§ **Task prompt**
Below is a block of records; repeat all of them exactly.

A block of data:
################

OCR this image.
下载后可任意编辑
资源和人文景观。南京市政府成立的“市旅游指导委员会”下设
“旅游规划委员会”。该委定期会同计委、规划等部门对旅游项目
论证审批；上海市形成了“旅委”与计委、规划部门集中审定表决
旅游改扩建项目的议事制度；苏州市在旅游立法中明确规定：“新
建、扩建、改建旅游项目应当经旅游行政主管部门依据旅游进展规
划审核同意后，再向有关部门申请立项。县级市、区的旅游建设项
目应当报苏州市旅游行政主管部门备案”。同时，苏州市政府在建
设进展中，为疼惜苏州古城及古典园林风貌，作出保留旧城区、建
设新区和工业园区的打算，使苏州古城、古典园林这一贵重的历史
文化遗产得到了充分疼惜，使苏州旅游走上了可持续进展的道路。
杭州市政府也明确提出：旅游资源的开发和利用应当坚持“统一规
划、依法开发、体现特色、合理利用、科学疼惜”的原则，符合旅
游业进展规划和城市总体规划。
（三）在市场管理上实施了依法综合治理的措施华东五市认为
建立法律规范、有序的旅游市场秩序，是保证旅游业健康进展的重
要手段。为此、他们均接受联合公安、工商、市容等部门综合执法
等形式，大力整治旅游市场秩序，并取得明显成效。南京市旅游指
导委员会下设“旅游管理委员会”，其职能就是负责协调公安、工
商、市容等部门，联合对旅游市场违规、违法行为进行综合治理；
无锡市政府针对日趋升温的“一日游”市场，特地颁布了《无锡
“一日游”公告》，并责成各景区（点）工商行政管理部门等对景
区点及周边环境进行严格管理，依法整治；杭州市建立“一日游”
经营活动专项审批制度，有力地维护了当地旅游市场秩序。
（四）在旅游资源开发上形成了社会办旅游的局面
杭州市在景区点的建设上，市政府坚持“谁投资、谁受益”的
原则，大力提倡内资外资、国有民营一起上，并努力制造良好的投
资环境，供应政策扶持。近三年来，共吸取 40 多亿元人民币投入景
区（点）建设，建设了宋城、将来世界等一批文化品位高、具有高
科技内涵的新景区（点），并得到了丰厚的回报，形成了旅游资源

################

§ **Result of the exercise**
OCR this image.
下载后可任意编辑
资源和人文景观。南京市政府成立的“市旅游指导委员会”下设
“旅游规划委员会”。该委定期会同计委、规划等部门对旅游项目
论证审批；上海市形成了“旅委”与计委、规划部门集中审定表决
旅游改扩建项目的议事制度；苏州市在旅游立法中明确规定：“新
建、扩建、改建旅游项目应当经旅游行政主管部门依据旅游进展规
划审核同意后，再向有关部门申请立项。县级市、区的旅游建设项
目应当报苏州市旅游行政主管部门备案”。同时，苏州市政府在建
设进展中，为疼惜苏州古城及古典园林风貌，作出保留旧城区、建
设新区和工业园区的打算，使苏州古城、古典园林这一贵重的历史
文化遗产得到了充分疼惜，使苏州旅游走上了可持续进展的道路。
杭州市政府也明确提出：旅游资源的开发和利用应当坚持“统一规
划、依法开发、体现特色、合理利用、科学疼惜”的原则，符合旅
游业进展规划和城市总体规划。
（三）在市场管理上实施了依法综合治理的措施华东五市认为
建立法律规范、有序的旅游市场秩序，是保证旅游业健康进展的重
要手段。为此、他们均接受联合公安、工商、市容等部门综合执法
等形式，大力整治旅游市场秩序，并取得明显成效。南京市旅游指
导委员会下设“旅游管理委员会”，其职能就是负责协调公安、工
商、市容等部门，联合对旅游市场违规、违法行为进行综合治理；
无锡市政府针对日趋升温的“一日游”市场，特地颁布了《无锡
“一日游”公告》，并责成各景区（点）工商行政管理部门等对景
区点及周边环境进行严格管理，依法整治；杭州市建立“一日游”
经营活动专项审批制度，有力地维护了当地旅游市场秩序。
（四）在旅游资源开发上形成了社会办旅游的局面
杭州市在景区点的建设上，市政府坚持“谁投资、谁受益”的
原则，大力提倡内资外资、国有民营一起上，并努力制造良好的投
资环境，供应政策扶持。近三年来，共吸取 40 多亿元人民币投入景
区（点）建设，建设了宋城、将来世界等一批文化品位高、具有高
科技内涵的新景区（点），并得到了丰厚的回报，形成了旅游资源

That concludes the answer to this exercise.